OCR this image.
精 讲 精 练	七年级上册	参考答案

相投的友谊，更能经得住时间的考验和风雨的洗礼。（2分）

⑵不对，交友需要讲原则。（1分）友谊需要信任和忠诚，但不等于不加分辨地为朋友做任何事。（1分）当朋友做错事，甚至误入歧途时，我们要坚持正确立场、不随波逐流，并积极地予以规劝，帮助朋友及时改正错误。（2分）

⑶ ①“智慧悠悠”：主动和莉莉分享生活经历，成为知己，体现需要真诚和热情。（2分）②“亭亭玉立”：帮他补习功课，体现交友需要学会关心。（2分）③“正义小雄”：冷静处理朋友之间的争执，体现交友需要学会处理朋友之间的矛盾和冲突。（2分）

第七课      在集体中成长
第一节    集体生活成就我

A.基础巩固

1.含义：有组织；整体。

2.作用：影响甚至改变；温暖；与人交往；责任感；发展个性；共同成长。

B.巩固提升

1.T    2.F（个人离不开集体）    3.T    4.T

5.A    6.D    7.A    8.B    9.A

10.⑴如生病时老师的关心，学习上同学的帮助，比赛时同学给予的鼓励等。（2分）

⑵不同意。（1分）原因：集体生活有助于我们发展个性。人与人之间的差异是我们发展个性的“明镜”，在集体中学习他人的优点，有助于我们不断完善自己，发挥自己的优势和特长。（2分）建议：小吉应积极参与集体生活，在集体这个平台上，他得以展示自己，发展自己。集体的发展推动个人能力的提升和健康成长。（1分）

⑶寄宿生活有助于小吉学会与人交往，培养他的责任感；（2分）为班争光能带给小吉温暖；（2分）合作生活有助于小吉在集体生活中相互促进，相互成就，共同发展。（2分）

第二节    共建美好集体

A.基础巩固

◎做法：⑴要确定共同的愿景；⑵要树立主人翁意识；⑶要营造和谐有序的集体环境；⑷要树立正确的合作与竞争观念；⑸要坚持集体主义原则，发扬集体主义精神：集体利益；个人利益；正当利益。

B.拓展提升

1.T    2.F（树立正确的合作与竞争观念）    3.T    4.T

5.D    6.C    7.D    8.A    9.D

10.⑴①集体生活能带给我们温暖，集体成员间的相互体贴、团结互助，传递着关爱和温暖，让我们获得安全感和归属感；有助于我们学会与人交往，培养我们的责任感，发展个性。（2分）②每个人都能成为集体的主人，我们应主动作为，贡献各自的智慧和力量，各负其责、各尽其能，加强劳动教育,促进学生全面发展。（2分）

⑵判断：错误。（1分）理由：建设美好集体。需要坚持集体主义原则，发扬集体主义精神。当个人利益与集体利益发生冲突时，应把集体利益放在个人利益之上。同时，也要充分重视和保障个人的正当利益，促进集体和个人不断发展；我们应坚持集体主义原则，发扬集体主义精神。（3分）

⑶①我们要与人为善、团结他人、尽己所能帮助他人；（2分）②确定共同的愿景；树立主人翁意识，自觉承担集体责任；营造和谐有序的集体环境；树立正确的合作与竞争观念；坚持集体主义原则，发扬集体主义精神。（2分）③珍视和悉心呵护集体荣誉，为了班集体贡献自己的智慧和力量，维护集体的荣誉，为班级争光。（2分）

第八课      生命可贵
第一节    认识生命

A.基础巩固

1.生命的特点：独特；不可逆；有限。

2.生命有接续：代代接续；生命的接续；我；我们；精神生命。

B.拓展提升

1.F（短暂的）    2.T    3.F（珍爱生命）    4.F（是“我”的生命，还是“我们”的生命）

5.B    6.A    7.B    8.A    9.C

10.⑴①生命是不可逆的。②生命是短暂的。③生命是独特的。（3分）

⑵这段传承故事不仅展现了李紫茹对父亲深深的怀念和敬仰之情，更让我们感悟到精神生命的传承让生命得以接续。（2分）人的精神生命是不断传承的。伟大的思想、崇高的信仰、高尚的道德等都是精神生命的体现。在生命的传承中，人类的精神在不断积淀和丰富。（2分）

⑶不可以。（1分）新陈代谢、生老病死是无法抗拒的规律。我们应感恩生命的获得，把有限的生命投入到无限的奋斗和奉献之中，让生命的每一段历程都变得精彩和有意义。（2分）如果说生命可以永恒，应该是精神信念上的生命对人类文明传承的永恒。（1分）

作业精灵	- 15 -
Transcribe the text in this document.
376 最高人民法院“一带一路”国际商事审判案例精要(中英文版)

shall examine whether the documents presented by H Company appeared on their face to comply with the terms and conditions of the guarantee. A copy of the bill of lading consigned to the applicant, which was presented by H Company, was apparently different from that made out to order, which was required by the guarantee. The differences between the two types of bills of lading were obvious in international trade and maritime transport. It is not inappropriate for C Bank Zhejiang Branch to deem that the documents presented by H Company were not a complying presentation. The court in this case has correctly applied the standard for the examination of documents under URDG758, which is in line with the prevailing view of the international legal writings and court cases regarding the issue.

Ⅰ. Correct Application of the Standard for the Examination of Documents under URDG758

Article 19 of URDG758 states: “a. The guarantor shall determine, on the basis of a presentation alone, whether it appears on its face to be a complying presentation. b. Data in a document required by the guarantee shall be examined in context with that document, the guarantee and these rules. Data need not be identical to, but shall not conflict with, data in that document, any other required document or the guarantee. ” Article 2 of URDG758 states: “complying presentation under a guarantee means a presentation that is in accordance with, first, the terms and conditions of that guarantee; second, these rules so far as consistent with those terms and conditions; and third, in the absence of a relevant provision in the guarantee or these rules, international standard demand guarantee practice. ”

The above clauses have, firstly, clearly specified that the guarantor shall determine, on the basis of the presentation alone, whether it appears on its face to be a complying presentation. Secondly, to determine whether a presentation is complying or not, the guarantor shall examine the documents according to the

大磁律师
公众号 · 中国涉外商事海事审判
==*==
THE PROBLEM:
Retype the data exactly as given.

RESPONSE BELOW:
OCR this image.
精 讲 精 练	七年级上册	参考答案

相投的友谊，更能经得住时间的考验和风雨的洗礼。（2分）

⑵不对，交友需要讲原则。（1分）友谊需要信任和忠诚，但不等于不加分辨地为朋友做任何事。（1分）当朋友做错事，甚至误入歧途时，我们要坚持正确立场、不随波逐流，并积极地予以规劝，帮助朋友及时改正错误。（2分）

⑶ ①“智慧悠悠”：主动和莉莉分享生活经历，成为知己，体现需要真诚和热情。（2分）②“亭亭玉立”：帮他补习功课，体现交友需要学会关心。（2分）③“正义小雄”：冷静处理朋友之间的争执，体现交友需要学会处理朋友之间的矛盾和冲突。（2分）

第七课      在集体中成长
第一节    集体生活成就我

A.基础巩固

1.含义：有组织；整体。

2.作用：影响甚至改变；温暖；与人交往；责任感；发展个性；共同成长。

B.巩固提升

1.T    2.F（个人离不开集体）    3.T    4.T

5.A    6.D    7.A    8.B    9.A

10.⑴如生病时老师的关心，学习上同学的帮助，比赛时同学给予的鼓励等。（2分）

⑵不同意。（1分）原因：集体生活有助于我们发展个性。人与人之间的差异是我们发展个性的“明镜”，在集体中学习他人的优点，有助于我们不断完善自己，发挥自己的优势和特长。（2分）建议：小吉应积极参与集体生活，在集体这个平台上，他得以展示自己，发展自己。集体的发展推动个人能力的提升和健康成长。（1分）

⑶寄宿生活有助于小吉学会与人交往，培养他的责任感；（2分）为班争光能带给小吉温暖；（2分）合作生活有助于小吉在集体生活中相互促进，相互成就，共同发展。（2分）

第二节    共建美好集体

A.基础巩固

◎做法：⑴要确定共同的愿景；⑵要树立主人翁意识；⑶要营造和谐有序的集体环境；⑷要树立正确的合作与竞争观念；⑸要坚持集体主义原则，发扬集体主义精神：集体利益；个人利益；正当利益。

B.拓展提升

1.T    2.F（树立正确的合作与竞争观念）    3.T    4.T

5.D    6.C    7.D    8.A    9.D

10.⑴①集体生活能带给我们温暖，集体成员间的相互体贴、团结互助，传递着关爱和温暖，让我们获得安全感和归属感；有助于我们学会与人交往，培养我们的责任感，发展个性。（2分）②每个人都能成为集体的主人，我们应主动作为，贡献各自的智慧和力量，各负其责、各尽其能，加强劳动教育,促进学生全面发展。（2分）

⑵判断：错误。（1分）理由：建设美好集体。需要坚持集体主义原则，发扬集体主义精神。当个人利益与集体利益发生冲突时，应把集体利益放在个人利益之上。同时，也要充分重视和保障个人的正当利益，促进集体和个人不断发展；我们应坚持集体主义原则，发扬集体主义精神。（3分）

⑶①我们要与人为善、团结他人、尽己所能帮助他人；（2分）②确定共同的愿景；树立主人翁意识，自觉承担集体责任；营造和谐有序的集体环境；树立正确的合作与竞争观念；坚持集体主义原则，发扬集体主义精神。（2分）③珍视和悉心呵护集体荣誉，为了班集体贡献自己的智慧和力量，维护集体的荣誉，为班级争光。（2分）

第八课      生命可贵
第一节    认识生命

A.基础巩固

1.生命的特点：独特；不可逆；有限。

2.生命有接续：代代接续；生命的接续；我；我们；精神生命。

B.拓展提升

1.F（短暂的）    2.T    3.F（珍爱生命）    4.F（是“我”的生命，还是“我们”的生命）

5.B    6.A    7.B    8.A    9.C

10.⑴①生命是不可逆的。②生命是短暂的。③生命是独特的。（3分）

⑵这段传承故事不仅展现了李紫茹对父亲深深的怀念和敬仰之情，更让我们感悟到精神生命的传承让生命得以接续。（2分）人的精神生命是不断传承的。伟大的思想、崇高的信仰、高尚的道德等都是精神生命的体现。在生命的传承中，人类的精神在不断积淀和丰富。（2分）

⑶不可以。（1分）新陈代谢、生老病死是无法抗拒的规律。我们应感恩生命的获得，把有限的生命投入到无限的奋斗和奉献之中，让生命的每一段历程都变得精彩和有意义。（2分）如果说生命可以永恒，应该是精神信念上的生命对人类文明传承的永恒。（1分）

作业精灵	- 15 -
Transcribe the text in this document.
376 最高人民法院“一带一路”国际商事审判案例精要(中英文版)

shall examine whether the documents presented by H Company appeared on their face to comply with the terms and conditions of the guarantee. A copy of the bill of lading consigned to the applicant, which was presented by H Company, was apparently different from that made out to order, which was required by the guarantee. The differences between the two types of bills of lading were obvious in international trade and maritime transport. It is not inappropriate for C Bank Zhejiang Branch to deem that the documents presented by H Company were not a complying presentation. The court in this case has correctly applied the standard for the examination of documents under URDG758, which is in line with the prevailing view of the international legal writings and court cases regarding the issue.

Ⅰ. Correct Application of the Standard for the Examination of Documents under URDG758

Article 19 of URDG758 states: “a. The guarantor shall determine, on the basis of a presentation alone, whether it appears on its face to be a complying presentation. b. Data in a document required by the guarantee shall be examined in context with that document, the guarantee and these rules. Data need not be identical to, but shall not conflict with, data in that document, any other required document or the guarantee. ” Article 2 of URDG758 states: “complying presentation under a guarantee means a presentation that is in accordance with, first, the terms and conditions of that guarantee; second, these rules so far as consistent with those terms and conditions; and third, in the absence of a relevant provision in the guarantee or these rules, international standard demand guarantee practice. ”

The above clauses have, firstly, clearly specified that the guarantor shall determine, on the basis of the presentation alone, whether it appears on its face to be a complying presentation. Secondly, to determine whether a presentation is complying or not, the guarantor shall examine the documents according to the

大磁律师
公众号 · 中国涉外商事海事审判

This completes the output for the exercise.